> What you will do
What follows is a set of entries. Repeat them exactly, but not their pictures.

┏━━

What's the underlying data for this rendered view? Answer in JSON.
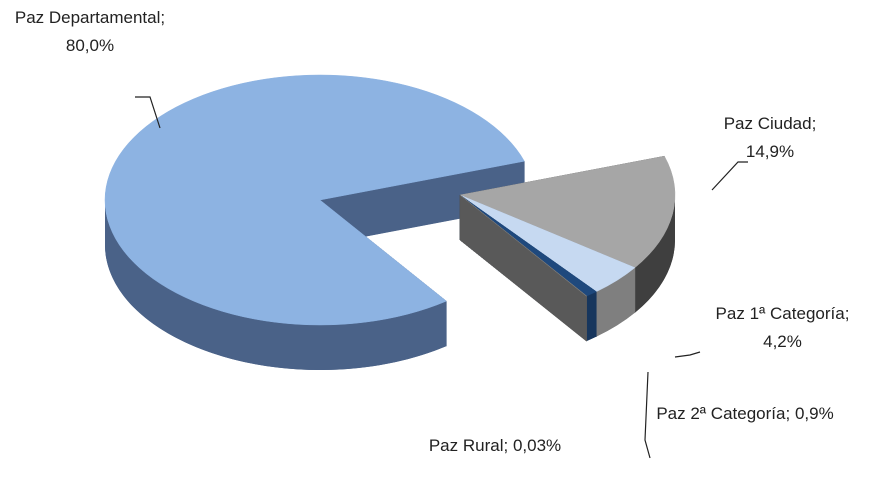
{
  "chart_data": {
    "type": "pie3d",
    "categories": [
      "Paz Departamental",
      "Paz Ciudad",
      "Paz 1ª Categoría",
      "Paz 2ª Categoría",
      "Paz Rural"
    ],
    "values": [
      80.0,
      14.9,
      4.2,
      0.9,
      0.03
    ],
    "value_labels": [
      "80,0%",
      "14,9%",
      "4,2%",
      "0,9%",
      "0,03%"
    ],
    "separator": ";",
    "colors": [
      "#8db3e2",
      "#a6a6a6",
      "#c6d9f1",
      "#1f497d",
      "#7f7f7f"
    ],
    "side_colors": [
      "#4a6288",
      "#3f3f3f",
      "#7f7f7f",
      "#17365d",
      "#595959"
    ]
  }
}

┗━━

> Task solution
What's the underlying data for this rendered view? Answer in JSON.
{
  "chart_data": {
    "type": "pie3d",
    "categories": [
      "Paz Departamental",
      "Paz Ciudad",
      "Paz 1ª Categoría",
      "Paz 2ª Categoría",
      "Paz Rural"
    ],
    "values": [
      80.0,
      14.9,
      4.2,
      0.9,
      0.03
    ],
    "value_labels": [
      "80,0%",
      "14,9%",
      "4,2%",
      "0,9%",
      "0,03%"
    ],
    "separator": ";",
    "colors": [
      "#8db3e2",
      "#a6a6a6",
      "#c6d9f1",
      "#1f497d",
      "#7f7f7f"
    ],
    "side_colors": [
      "#4a6288",
      "#3f3f3f",
      "#7f7f7f",
      "#17365d",
      "#595959"
    ]
  }
}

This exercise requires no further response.